YOUR OBJECTIVE: Pick out each line below containing "find".

-----

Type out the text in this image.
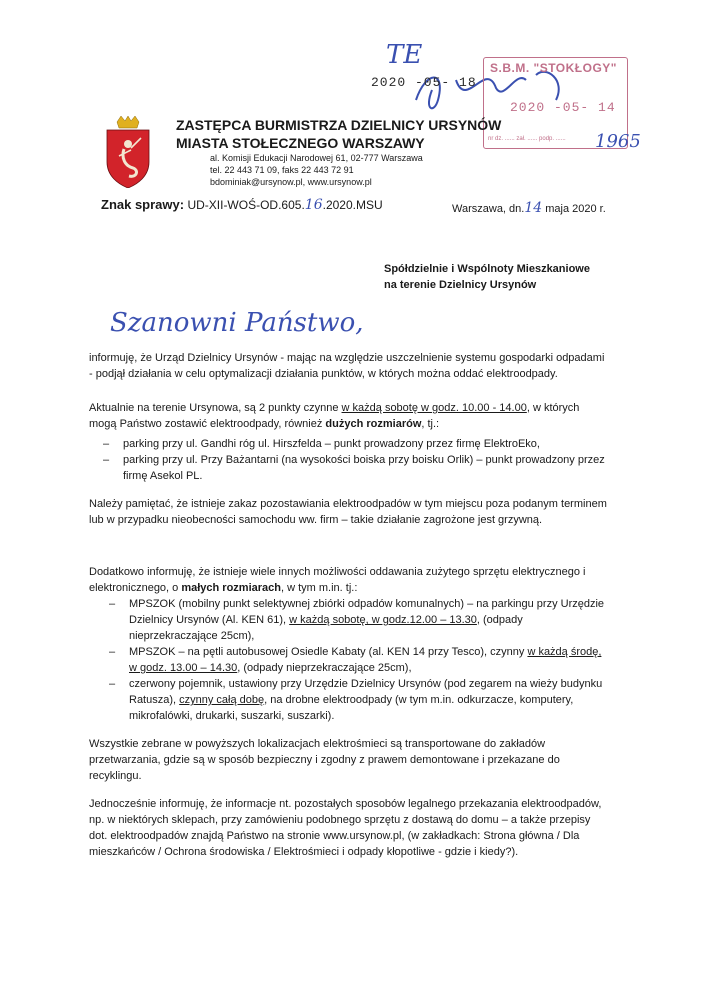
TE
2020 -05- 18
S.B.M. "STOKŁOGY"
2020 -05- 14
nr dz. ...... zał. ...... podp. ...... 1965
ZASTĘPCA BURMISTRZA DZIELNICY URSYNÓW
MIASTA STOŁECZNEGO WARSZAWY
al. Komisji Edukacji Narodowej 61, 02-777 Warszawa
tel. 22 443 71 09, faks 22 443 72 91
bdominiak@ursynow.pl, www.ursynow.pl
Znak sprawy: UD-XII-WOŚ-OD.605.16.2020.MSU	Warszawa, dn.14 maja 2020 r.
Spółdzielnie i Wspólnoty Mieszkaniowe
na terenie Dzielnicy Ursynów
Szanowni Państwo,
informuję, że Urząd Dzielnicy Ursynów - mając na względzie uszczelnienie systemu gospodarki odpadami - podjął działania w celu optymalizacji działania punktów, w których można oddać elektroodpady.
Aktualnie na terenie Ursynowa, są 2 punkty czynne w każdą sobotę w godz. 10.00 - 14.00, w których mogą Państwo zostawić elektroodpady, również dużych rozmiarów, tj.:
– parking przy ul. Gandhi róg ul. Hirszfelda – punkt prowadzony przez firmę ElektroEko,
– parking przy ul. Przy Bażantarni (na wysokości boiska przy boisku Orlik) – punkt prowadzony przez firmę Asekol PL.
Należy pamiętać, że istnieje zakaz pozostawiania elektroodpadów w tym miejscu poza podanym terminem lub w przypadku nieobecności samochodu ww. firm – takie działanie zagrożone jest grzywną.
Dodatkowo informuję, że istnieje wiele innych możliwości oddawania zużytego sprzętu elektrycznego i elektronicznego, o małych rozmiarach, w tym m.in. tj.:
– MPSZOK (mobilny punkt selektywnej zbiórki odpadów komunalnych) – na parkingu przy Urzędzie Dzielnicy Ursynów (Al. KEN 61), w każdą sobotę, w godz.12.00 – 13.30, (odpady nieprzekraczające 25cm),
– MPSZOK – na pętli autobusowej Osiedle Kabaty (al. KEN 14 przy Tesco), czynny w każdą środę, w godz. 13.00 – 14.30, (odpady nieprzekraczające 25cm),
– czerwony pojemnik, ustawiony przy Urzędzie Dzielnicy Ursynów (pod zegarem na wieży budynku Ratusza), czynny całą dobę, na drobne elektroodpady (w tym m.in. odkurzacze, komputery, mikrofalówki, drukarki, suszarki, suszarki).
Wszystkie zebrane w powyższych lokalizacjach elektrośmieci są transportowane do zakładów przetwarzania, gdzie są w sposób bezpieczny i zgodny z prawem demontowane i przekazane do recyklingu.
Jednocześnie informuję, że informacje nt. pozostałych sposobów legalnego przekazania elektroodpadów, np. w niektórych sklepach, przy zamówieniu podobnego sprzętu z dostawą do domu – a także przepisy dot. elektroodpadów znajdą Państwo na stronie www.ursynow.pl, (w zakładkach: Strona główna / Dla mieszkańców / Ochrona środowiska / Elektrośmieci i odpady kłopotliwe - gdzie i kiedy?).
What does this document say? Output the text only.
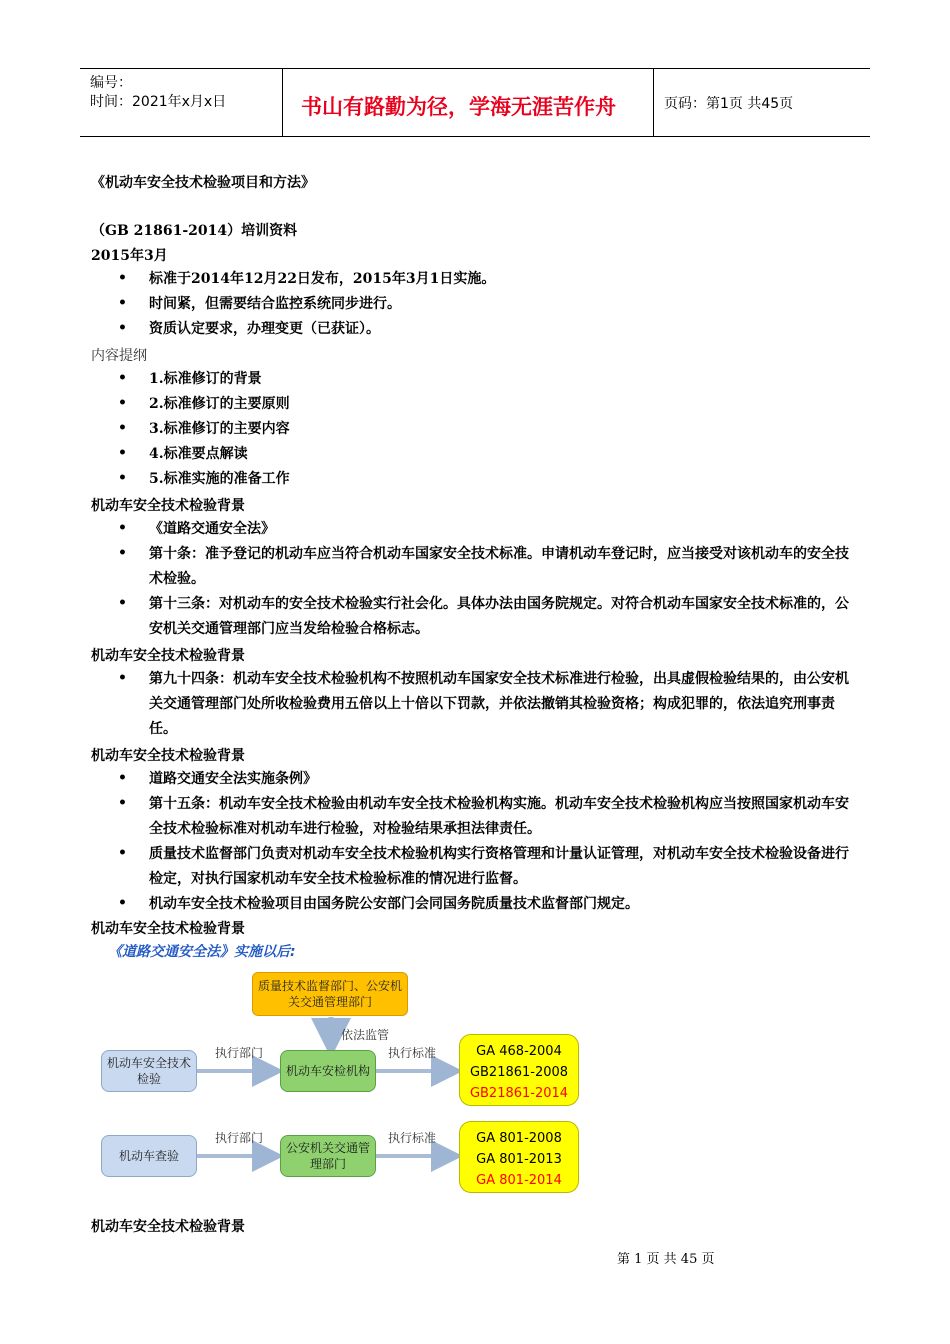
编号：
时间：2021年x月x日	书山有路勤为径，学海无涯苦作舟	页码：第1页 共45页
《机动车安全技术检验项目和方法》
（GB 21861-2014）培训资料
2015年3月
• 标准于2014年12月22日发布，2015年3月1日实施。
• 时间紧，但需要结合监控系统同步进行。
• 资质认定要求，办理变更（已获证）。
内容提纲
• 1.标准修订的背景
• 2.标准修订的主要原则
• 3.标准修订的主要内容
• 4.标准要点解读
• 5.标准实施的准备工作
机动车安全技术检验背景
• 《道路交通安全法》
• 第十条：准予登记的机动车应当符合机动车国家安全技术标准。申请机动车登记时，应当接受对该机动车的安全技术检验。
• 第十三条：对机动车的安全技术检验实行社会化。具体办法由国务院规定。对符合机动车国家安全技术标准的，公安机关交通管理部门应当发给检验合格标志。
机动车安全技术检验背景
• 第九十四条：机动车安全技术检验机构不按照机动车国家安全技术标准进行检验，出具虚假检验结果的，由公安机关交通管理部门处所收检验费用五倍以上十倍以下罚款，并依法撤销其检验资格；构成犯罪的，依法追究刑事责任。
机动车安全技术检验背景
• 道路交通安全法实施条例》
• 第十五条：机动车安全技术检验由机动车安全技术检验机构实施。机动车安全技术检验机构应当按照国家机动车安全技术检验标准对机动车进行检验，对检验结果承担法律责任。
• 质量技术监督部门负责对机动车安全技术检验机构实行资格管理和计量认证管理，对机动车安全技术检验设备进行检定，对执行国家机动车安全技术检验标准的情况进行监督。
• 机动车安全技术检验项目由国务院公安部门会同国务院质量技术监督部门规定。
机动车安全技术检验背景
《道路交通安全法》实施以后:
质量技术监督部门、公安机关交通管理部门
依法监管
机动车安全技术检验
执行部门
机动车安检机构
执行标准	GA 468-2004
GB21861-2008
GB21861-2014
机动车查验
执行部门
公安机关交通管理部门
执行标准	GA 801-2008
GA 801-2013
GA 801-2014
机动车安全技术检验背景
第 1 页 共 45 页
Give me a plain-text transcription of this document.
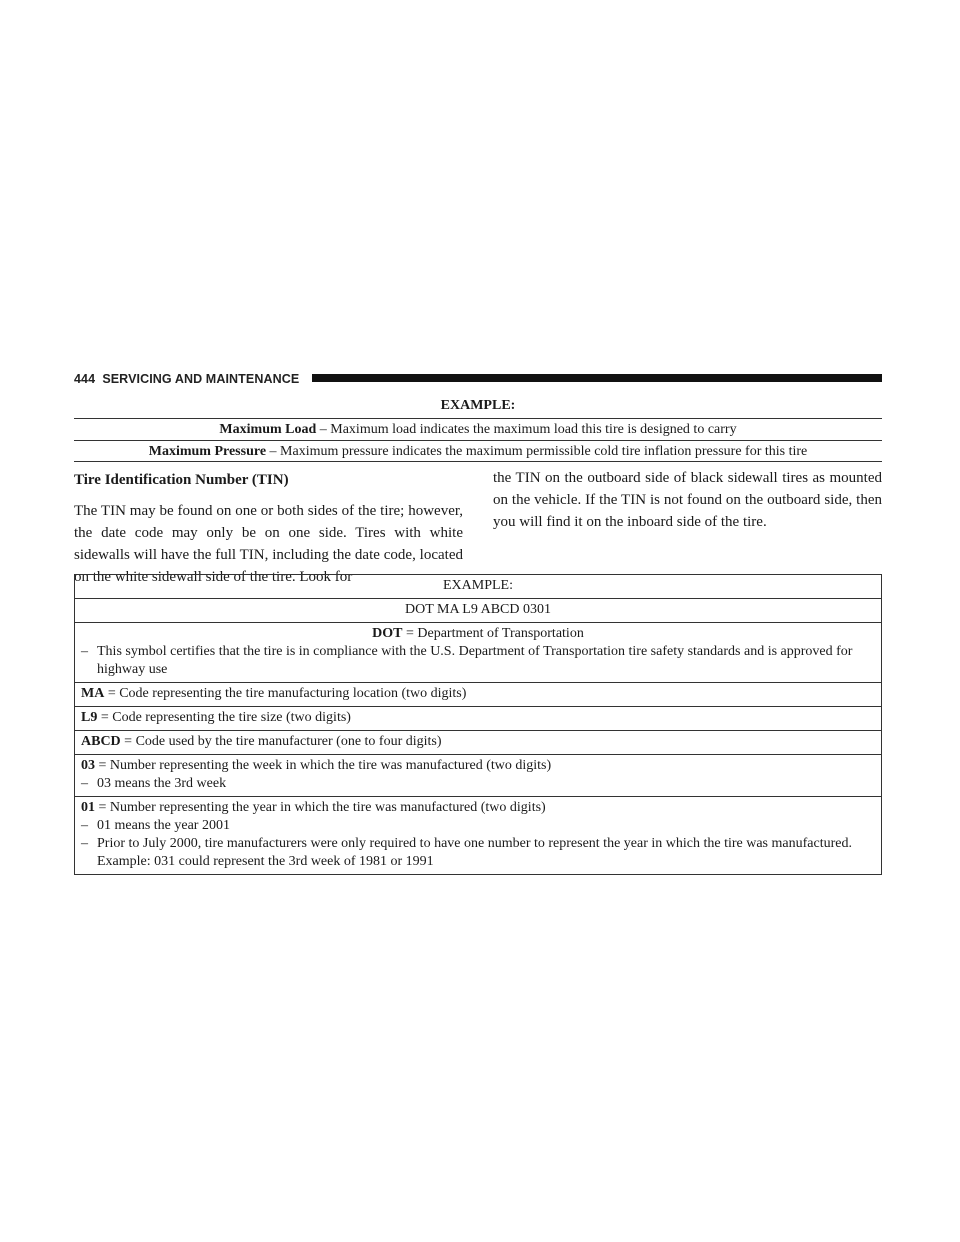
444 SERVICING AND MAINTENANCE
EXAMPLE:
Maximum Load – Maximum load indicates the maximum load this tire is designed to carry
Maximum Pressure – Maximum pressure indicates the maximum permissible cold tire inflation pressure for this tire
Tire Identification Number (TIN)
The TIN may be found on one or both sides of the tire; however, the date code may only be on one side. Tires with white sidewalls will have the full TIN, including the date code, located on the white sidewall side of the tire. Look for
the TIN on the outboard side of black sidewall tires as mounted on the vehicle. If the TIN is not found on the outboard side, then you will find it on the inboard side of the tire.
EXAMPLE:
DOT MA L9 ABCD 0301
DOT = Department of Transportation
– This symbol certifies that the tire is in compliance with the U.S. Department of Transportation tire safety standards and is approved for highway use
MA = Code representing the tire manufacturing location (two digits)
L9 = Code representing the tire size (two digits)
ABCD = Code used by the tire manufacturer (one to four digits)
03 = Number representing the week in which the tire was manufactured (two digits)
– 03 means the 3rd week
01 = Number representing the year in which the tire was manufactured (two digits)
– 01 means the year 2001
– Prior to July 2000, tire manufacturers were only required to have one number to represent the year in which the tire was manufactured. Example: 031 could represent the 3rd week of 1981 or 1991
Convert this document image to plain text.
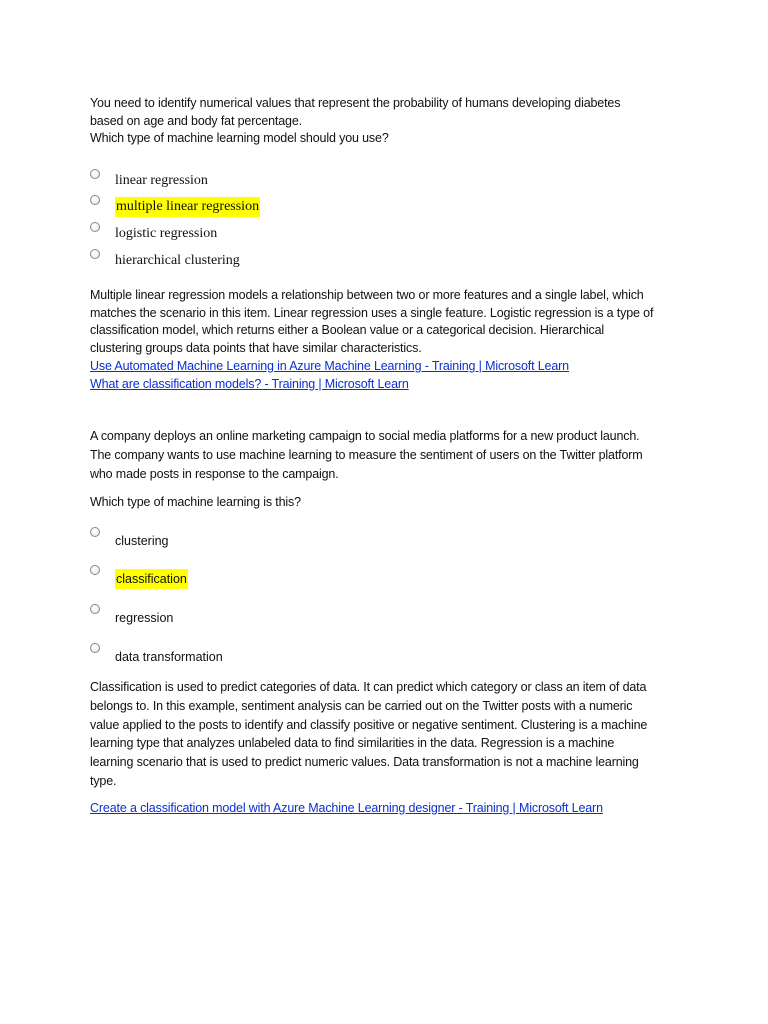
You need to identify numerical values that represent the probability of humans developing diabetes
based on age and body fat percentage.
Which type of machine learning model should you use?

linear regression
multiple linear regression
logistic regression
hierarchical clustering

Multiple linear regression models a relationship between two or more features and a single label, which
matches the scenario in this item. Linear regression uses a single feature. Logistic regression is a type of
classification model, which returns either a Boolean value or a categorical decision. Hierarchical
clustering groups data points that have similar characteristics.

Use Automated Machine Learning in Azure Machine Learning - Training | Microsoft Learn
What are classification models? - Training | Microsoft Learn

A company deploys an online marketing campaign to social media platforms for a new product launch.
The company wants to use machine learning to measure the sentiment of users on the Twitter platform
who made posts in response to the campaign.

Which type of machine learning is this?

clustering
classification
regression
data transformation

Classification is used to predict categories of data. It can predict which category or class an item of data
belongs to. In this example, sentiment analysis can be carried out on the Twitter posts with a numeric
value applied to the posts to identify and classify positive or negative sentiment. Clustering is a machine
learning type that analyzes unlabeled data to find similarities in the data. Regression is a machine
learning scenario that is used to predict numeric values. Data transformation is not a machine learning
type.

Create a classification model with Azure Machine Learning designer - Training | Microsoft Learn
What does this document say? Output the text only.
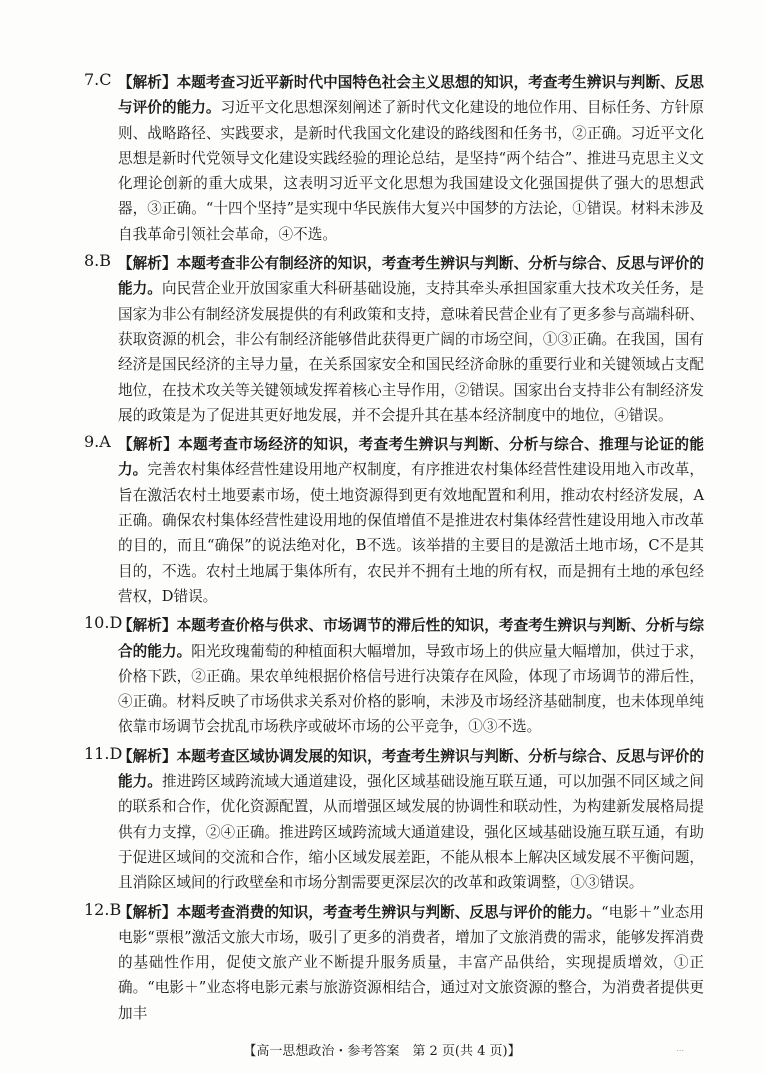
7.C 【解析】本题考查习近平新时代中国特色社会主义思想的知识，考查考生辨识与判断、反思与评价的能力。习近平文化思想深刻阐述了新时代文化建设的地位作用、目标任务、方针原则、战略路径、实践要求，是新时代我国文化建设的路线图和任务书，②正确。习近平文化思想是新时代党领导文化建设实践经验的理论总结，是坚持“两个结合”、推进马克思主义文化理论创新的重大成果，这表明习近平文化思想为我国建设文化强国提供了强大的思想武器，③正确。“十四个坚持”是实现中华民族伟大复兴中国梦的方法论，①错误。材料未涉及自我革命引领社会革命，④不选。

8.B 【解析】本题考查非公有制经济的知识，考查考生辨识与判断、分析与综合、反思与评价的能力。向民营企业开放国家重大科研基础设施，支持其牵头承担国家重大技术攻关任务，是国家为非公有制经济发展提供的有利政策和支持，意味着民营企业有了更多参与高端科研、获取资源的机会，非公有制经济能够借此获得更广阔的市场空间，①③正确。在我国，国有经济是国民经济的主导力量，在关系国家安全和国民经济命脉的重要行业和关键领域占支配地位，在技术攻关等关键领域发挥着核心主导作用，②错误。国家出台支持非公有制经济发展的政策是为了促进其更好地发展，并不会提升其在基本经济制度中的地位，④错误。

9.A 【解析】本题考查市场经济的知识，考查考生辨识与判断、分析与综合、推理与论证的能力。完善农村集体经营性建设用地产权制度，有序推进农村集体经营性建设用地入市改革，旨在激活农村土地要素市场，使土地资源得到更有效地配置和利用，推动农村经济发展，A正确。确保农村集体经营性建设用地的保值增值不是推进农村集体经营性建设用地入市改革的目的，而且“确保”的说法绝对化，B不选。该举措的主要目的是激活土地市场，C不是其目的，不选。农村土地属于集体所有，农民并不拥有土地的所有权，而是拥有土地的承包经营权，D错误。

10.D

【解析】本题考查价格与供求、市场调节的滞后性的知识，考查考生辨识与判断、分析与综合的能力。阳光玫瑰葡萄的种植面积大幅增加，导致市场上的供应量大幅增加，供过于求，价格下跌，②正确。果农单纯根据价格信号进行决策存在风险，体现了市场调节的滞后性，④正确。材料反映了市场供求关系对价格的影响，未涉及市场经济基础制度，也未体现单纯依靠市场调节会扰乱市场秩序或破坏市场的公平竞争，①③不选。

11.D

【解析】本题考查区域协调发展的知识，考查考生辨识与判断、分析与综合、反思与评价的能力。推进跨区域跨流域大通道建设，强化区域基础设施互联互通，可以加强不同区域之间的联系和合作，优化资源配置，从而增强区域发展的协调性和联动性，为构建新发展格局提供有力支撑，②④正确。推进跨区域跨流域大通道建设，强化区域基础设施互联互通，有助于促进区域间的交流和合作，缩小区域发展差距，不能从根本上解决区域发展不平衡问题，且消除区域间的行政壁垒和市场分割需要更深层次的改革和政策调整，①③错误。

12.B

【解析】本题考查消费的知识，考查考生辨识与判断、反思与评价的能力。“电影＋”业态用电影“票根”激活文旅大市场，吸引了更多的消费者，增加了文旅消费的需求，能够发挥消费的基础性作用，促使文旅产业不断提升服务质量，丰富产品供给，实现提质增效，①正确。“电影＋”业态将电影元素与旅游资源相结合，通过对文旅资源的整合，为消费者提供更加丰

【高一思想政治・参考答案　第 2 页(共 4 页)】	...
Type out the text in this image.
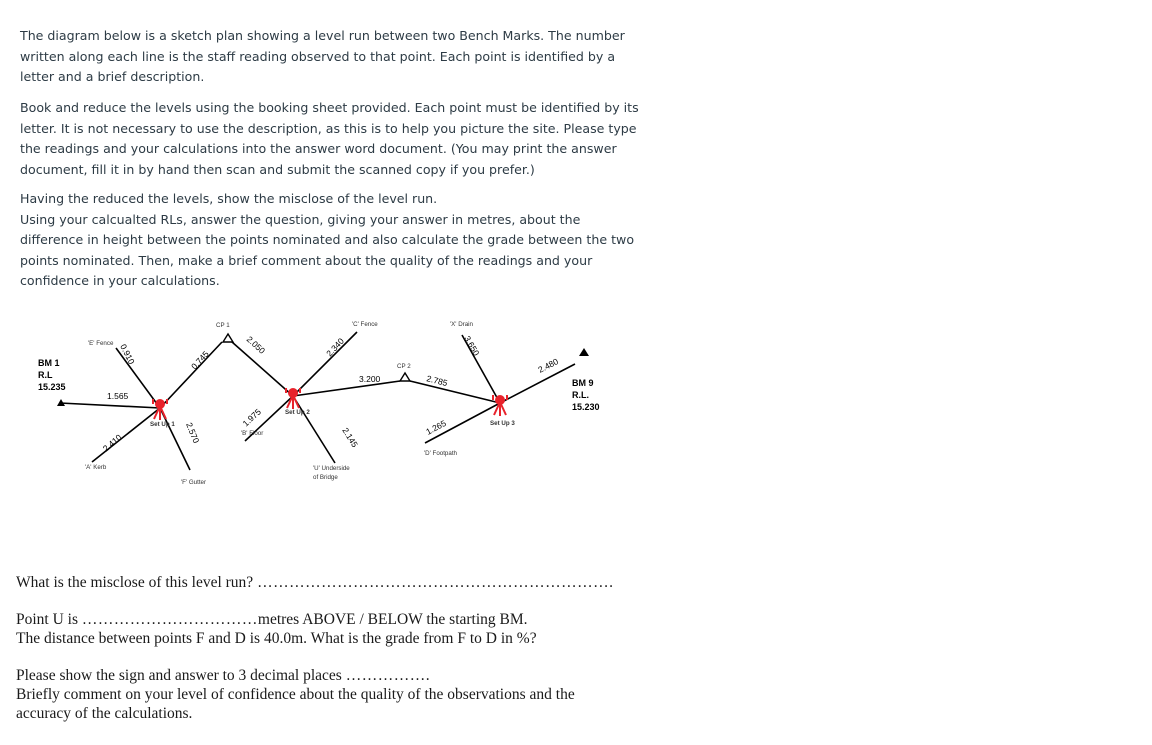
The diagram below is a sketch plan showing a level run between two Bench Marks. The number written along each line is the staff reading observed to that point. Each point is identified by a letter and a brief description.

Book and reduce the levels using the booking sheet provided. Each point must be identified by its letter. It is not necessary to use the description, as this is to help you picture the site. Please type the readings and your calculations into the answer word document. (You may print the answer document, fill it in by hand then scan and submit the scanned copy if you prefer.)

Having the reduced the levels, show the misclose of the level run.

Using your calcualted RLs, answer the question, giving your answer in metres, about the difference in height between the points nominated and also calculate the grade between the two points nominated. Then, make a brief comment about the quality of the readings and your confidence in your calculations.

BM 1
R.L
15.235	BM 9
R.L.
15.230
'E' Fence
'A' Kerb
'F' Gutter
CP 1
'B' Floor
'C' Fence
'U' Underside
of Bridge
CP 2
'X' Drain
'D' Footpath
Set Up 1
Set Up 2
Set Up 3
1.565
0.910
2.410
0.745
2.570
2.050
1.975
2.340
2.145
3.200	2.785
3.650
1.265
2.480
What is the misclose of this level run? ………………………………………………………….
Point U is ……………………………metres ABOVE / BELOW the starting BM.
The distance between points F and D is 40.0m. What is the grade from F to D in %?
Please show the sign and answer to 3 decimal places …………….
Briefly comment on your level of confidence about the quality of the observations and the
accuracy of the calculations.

-----

PROBLEM SOLUTION:
the TIN on the outboard side of black sidewall tires as mounted on the vehicle. If the TIN is not found on the outboard side, then you will find it on the inboard side of the tire.
learning type that analyzes unlabeled data to find similarities in the data. Regression is a machine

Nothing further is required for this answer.